◆ EXTRACT TO READ
--- --- ---

The grower, which exported $55 million in tomatoes in 2014, supplies supermarkets across the U.S., including Whole Foods, which recently took out full-page newspaper ads promoting its commitment to social responsibility.

Asked for comment, Whole Foods said it did not expect to buy any more produce "directly" from Rene, which it described as a minor supplier.

The produce pipeline: A case study »

Agricola San Emilio is a Mexican agribusiness where workers endured abusive conditions. Using public records, private market data and interviews, The Times traced produce from San Emilio to the United States.

"We take the findings you shared VERY seriously, especially since Rene has signed our social accountability agreement," Edmund LaMacchia, a global vice president of procurement for Whole Foods, said in a statement.

Rene Produce was named one of Mexico's exporters of the year in September.

Jose Humberto Garcia, the company's chief operating officer, said Rene had consulted with outside experts about ways to enhance worker welfare. "We have tried in recent years to improve the lives of our workers," he said. "There's still room for improvement. There's always room for improvement."

Executives at Triple H in Sinaloa, another exporter of the year and a distributor for major supermarkets across the U.S., said they were surprised to hear about abusive labor practices at farms including one of their suppliers, Agricola San Emilio.

"It completely violates our principles," said Heriberto Vlaminck, Triple H's general director.

His son Heriberto Vlaminck Jr., the company's commercial director, added: "I find it incredible that people work under these conditions."


In northern Mexico, agro-industrial complexes stretch for miles across coastal plains and inland valleys, their white rows of tent-like hothouses so vast they can be seen from space.

Half the tomatoes consumed in the U.S. come from Mexico, mostly from the area around Culiacan, the capital of Sinaloa. Many farms use growing techniques from Europe. Walls of tomato vines grow 10 feet tall and are picked by laborers on stilts.

Agricola San Emilio raises crops on 370 acres of open fields and greenhouses 20 miles west of Culiacan. In a tin-roofed packinghouse, tomatoes, bell peppers and cucumbers are boxed for the journey north to distributors for Wal-Mart, Olive Garden, Safeway, Subway and other retailers.

--- --- ---

◆ AIM 1
From the Mexican produce article, extract the passage between "Executives at Triple" and "seen from space.", inclusive.
◆ AIM 2
Answer these questions using the Mexican produce article:
(a) What dollar amount of tomatoes did the grower export in 2014?
(b) What is Heriberto Vlaminck's position at Triple H?
(c) On how many acres does Agricola San Emilio raise crops?
◆ AIM 3
Turn the paragraph of the Mexican produce article that begins "Agricola San Emilio raises crops" into a short bulleted list that keeps its main facts.

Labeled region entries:
--- --- ---

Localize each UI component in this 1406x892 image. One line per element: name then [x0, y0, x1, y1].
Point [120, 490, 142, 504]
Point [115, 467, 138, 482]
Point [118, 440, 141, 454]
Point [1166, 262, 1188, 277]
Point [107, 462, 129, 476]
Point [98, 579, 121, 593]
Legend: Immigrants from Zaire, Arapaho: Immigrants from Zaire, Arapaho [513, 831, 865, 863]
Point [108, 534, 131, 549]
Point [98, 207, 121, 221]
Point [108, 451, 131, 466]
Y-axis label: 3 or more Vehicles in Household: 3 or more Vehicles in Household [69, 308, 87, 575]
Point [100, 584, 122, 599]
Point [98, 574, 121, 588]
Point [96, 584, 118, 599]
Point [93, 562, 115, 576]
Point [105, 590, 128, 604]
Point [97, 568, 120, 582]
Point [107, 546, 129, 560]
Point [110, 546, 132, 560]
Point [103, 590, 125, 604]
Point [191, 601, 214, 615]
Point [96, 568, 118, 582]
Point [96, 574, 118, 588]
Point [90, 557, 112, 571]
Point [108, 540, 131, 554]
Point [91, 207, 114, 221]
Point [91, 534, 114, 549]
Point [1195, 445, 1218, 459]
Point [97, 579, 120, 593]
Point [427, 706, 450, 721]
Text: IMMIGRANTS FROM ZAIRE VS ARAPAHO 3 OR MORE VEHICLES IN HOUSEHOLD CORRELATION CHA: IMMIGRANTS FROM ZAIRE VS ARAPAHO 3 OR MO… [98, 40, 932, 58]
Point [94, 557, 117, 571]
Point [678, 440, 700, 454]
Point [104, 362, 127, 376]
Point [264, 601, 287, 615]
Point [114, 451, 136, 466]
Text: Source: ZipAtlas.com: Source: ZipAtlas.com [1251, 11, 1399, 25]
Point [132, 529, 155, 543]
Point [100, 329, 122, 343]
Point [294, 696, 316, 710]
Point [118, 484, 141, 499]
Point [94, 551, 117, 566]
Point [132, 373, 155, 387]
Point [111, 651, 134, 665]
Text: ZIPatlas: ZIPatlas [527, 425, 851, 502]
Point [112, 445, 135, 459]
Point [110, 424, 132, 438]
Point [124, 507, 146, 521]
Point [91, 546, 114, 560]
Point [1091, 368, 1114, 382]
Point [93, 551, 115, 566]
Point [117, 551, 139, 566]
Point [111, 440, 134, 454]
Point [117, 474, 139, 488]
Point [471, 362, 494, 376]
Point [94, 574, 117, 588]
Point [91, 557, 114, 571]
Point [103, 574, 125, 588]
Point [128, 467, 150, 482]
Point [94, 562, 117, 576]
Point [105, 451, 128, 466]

--- --- ---

◆ OUTPUT 1
Executives at Triple H in Sinaloa, another exporter of the year and a distributor for major supermarkets across the U.S., said they were surprised to hear about abusive labor practices at farms including one of their suppliers, Agricola San Emilio.

"It completely violates our principles," said Heriberto Vlaminck, Triple H's general director.

His son Heriberto Vlaminck Jr., the company's commercial director, added: "I find it incredible that people work under these conditions."


In northern Mexico, agro-industrial complexes stretch for miles across coastal plains and inland valleys, their white rows of tent-like hothouses so vast they can be seen from space.

◆ OUTPUT 2
(a) $55 million
(b) General director
(c) 370 acres

◆ OUTPUT 3
- Agricola San Emilio grows crops on 370 acres of open fields and greenhouses, 20 miles west of Culiacan.
- Tomatoes, bell peppers and cucumbers are boxed in a tin-roofed packinghouse.
- The produce is shipped north to distributors for Wal-Mart, Olive Garden, Safeway, Subway and other retailers.